§ Problem to work on
Each line holding the word "type" counts once; give the total and nothing more.

═════ Data lines

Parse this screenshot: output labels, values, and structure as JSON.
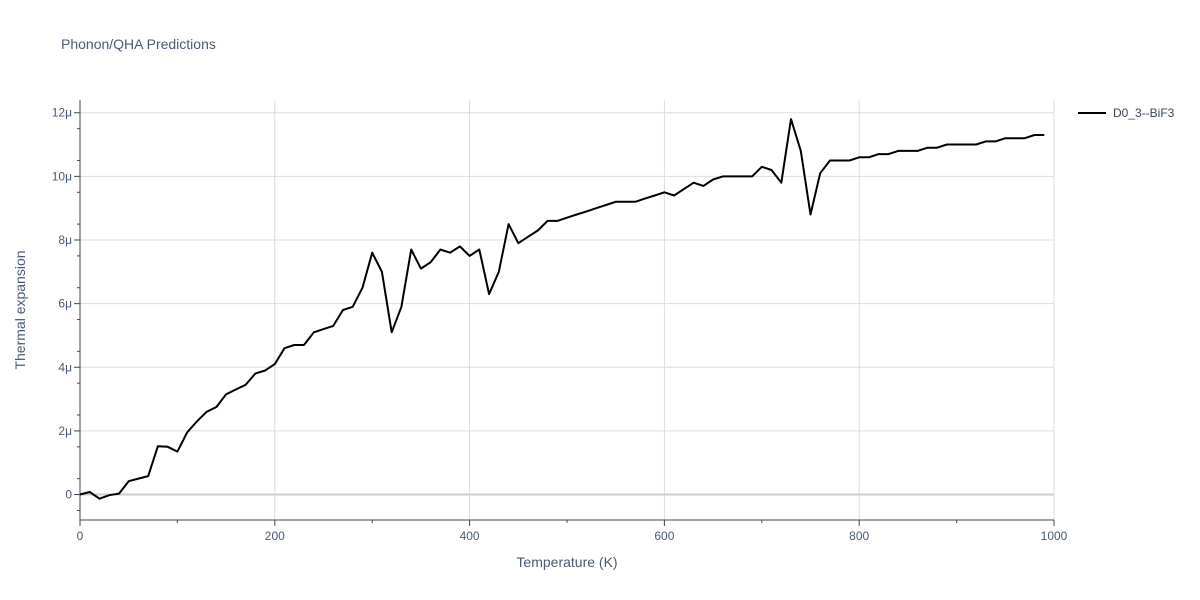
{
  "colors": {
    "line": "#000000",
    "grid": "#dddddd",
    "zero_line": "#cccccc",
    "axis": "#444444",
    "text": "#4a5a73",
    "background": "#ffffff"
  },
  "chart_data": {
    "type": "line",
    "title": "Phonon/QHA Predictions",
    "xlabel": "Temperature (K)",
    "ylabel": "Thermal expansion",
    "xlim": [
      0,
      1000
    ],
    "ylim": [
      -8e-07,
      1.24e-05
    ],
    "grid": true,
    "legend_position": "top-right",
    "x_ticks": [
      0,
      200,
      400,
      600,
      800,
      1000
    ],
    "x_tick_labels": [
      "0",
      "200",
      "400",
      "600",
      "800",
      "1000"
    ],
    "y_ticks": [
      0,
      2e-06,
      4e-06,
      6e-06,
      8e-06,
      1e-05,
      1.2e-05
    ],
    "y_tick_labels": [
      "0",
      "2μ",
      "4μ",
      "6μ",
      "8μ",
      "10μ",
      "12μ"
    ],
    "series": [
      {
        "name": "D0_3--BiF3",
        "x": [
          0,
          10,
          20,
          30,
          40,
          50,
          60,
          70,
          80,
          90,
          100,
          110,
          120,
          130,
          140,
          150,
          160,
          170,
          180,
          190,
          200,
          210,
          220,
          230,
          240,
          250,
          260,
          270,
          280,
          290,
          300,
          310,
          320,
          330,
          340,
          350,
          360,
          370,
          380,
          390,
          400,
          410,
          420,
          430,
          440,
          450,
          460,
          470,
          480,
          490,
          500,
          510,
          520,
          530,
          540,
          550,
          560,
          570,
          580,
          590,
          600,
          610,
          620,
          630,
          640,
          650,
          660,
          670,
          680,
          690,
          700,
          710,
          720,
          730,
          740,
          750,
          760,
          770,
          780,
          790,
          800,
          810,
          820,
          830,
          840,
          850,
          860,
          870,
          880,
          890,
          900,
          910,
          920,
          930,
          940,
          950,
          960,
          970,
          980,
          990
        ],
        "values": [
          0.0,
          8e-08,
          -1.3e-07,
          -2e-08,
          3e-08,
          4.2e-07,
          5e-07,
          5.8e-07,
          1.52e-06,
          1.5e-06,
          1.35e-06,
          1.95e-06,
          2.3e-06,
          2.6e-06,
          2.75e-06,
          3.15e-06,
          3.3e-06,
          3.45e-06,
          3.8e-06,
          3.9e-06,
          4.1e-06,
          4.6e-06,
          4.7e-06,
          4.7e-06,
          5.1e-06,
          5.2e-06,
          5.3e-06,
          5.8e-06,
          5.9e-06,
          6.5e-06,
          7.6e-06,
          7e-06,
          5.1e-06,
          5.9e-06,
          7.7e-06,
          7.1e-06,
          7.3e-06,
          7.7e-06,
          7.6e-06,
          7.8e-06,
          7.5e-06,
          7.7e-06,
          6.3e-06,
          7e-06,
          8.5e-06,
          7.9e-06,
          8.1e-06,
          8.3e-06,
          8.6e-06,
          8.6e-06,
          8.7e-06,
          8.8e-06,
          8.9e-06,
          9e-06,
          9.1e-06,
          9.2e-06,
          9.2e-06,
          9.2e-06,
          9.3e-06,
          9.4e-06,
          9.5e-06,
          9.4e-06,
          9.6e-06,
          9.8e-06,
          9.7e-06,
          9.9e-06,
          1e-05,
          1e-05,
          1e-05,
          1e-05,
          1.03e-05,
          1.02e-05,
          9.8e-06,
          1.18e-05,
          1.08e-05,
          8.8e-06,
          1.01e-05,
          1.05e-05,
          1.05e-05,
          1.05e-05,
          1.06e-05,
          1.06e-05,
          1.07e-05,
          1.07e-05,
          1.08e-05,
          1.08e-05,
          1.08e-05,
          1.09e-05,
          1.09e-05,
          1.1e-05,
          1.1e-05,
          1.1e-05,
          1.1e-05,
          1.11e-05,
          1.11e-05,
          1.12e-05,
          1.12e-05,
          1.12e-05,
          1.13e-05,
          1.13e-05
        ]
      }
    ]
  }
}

══════════
═════ Data lines

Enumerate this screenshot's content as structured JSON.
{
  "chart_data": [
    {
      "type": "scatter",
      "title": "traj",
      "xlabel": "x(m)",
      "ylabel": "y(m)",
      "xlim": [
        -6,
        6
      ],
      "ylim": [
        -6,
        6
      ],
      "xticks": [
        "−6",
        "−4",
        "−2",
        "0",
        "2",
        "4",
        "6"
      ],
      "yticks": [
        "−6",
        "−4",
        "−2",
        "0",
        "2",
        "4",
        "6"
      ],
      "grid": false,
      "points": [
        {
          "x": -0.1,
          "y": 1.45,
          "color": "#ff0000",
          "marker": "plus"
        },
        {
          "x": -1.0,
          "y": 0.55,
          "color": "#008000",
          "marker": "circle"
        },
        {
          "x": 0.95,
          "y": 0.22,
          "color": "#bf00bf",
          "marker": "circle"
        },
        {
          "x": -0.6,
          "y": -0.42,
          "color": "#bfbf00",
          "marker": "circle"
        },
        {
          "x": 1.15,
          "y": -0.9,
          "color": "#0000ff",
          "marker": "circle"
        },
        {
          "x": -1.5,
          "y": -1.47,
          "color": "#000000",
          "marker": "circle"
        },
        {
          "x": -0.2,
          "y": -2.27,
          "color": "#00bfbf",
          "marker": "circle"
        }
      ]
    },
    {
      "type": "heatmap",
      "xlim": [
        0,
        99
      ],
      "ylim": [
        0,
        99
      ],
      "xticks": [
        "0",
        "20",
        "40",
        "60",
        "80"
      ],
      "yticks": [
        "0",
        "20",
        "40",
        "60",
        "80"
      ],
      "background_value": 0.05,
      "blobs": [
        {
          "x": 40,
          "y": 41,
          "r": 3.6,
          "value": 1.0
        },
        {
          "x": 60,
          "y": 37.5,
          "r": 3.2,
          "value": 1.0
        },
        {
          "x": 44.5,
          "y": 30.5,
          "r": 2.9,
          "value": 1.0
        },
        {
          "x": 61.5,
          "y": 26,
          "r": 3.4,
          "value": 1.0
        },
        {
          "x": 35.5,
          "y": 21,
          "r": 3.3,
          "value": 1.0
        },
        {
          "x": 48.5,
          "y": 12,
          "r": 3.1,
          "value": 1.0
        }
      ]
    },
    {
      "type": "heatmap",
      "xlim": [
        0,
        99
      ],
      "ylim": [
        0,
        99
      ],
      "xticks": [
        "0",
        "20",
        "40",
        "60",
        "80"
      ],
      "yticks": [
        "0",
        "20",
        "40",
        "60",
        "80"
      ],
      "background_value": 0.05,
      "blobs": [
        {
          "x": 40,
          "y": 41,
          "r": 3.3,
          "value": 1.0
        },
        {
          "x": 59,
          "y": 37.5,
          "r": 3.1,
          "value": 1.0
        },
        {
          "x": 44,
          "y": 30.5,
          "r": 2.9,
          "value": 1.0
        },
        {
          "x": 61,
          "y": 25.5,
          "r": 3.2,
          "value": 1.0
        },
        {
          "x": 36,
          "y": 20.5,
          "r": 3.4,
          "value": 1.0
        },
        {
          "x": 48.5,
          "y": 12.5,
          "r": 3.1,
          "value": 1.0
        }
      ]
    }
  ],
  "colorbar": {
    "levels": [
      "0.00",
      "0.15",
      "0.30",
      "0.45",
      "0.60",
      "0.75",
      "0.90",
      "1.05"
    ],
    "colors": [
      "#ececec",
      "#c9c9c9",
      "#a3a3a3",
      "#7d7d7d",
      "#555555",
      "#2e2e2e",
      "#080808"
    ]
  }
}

══════════

§ Solution
4